--- DATA LISTING ---

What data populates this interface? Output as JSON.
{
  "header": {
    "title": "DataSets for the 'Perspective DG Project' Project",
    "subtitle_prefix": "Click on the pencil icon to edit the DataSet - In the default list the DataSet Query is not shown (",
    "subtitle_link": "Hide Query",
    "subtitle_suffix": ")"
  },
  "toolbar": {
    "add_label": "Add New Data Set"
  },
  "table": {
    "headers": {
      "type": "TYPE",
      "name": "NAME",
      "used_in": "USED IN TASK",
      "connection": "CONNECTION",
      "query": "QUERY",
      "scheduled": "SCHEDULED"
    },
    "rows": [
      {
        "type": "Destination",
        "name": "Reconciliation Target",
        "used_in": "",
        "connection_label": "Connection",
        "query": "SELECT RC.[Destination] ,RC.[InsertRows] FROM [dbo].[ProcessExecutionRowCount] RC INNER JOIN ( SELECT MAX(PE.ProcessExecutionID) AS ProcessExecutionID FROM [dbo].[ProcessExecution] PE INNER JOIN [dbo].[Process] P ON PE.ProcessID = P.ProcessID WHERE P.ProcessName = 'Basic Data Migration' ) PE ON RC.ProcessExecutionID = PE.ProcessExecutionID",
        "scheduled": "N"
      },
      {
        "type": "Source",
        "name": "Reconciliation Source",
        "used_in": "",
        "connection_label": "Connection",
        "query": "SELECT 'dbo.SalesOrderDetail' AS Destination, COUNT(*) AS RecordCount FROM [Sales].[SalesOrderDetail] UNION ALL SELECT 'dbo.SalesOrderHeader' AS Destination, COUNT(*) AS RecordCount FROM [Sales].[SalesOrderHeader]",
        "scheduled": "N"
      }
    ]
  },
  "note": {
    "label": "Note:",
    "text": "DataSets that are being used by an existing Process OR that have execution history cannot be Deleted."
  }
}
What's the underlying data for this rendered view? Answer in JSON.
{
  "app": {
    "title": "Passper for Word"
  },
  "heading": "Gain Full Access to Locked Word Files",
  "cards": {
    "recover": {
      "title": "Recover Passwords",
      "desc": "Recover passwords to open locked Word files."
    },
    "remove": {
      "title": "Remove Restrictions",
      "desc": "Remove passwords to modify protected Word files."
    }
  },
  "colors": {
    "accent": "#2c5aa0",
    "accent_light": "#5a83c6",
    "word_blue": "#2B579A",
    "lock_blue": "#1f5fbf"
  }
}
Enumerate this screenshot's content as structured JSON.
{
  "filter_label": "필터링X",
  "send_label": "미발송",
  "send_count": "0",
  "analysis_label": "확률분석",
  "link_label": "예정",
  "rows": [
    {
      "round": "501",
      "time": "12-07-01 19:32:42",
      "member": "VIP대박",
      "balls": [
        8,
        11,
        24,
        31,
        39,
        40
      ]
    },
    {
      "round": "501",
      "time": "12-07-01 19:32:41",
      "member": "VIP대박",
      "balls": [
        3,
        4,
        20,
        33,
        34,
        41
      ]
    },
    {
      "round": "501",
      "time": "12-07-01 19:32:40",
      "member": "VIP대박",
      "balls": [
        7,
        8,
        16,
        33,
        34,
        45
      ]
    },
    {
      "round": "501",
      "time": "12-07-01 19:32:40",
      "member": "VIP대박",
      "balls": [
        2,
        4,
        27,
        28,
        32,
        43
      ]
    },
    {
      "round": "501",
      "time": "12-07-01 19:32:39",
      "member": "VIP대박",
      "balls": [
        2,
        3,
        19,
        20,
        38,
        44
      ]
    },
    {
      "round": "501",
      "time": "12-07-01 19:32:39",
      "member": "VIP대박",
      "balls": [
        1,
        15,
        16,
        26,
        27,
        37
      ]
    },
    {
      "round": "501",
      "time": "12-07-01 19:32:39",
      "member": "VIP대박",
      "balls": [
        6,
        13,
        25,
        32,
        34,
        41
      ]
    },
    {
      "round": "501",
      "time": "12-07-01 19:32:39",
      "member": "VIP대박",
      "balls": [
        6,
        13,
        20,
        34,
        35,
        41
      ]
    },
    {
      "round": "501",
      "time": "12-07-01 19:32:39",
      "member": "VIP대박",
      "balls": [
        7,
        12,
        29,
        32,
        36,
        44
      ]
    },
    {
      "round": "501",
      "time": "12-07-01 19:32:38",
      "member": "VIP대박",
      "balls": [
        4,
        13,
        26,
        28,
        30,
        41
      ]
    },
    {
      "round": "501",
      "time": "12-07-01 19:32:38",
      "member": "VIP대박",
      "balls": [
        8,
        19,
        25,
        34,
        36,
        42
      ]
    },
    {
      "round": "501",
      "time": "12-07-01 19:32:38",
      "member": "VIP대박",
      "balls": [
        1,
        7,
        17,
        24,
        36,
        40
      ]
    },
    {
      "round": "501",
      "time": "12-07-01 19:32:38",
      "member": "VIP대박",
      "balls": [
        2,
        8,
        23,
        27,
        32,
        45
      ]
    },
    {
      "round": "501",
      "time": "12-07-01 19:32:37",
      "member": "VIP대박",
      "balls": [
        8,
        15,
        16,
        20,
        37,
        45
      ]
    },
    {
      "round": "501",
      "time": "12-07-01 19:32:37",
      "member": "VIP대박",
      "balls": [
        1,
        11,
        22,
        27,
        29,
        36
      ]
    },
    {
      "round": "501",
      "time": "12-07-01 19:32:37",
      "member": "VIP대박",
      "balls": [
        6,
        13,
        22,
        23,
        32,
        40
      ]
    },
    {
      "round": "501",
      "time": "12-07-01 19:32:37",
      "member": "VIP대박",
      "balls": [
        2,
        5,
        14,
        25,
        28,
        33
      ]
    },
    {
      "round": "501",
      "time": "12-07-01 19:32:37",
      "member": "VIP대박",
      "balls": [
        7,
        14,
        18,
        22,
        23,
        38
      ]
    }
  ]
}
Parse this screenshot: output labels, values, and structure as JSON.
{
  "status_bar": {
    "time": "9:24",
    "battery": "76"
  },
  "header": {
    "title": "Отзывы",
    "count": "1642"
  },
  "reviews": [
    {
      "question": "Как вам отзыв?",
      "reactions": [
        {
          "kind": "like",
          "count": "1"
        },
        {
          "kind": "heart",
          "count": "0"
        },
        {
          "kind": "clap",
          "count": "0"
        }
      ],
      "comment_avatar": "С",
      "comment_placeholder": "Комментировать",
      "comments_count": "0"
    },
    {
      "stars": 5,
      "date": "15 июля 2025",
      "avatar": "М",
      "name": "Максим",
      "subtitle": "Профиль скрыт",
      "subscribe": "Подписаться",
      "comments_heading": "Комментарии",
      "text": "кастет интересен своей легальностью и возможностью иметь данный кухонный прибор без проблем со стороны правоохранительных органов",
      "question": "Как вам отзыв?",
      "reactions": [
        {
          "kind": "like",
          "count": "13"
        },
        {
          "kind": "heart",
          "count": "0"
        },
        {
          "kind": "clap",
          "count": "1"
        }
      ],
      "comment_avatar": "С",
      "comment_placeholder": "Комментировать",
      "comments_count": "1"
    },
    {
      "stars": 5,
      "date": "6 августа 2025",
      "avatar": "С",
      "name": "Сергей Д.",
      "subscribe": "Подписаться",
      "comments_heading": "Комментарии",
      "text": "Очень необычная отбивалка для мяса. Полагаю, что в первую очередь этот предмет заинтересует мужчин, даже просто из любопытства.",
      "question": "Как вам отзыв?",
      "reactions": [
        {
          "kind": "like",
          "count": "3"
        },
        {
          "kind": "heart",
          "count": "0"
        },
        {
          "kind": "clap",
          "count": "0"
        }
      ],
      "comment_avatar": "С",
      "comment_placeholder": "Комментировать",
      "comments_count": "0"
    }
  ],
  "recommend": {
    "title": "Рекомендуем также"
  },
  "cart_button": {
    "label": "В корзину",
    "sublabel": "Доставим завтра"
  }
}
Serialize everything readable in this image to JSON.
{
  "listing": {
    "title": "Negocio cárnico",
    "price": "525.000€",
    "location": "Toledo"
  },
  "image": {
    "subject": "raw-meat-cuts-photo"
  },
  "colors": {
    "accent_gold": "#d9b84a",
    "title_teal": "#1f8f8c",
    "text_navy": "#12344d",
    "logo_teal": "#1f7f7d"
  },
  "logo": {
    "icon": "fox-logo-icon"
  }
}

---

Extract every line above containing the word "Reconciliation".

# RESPONSE BELOW:
        "name": "Reconciliation Target",
        "name": "Reconciliation Source",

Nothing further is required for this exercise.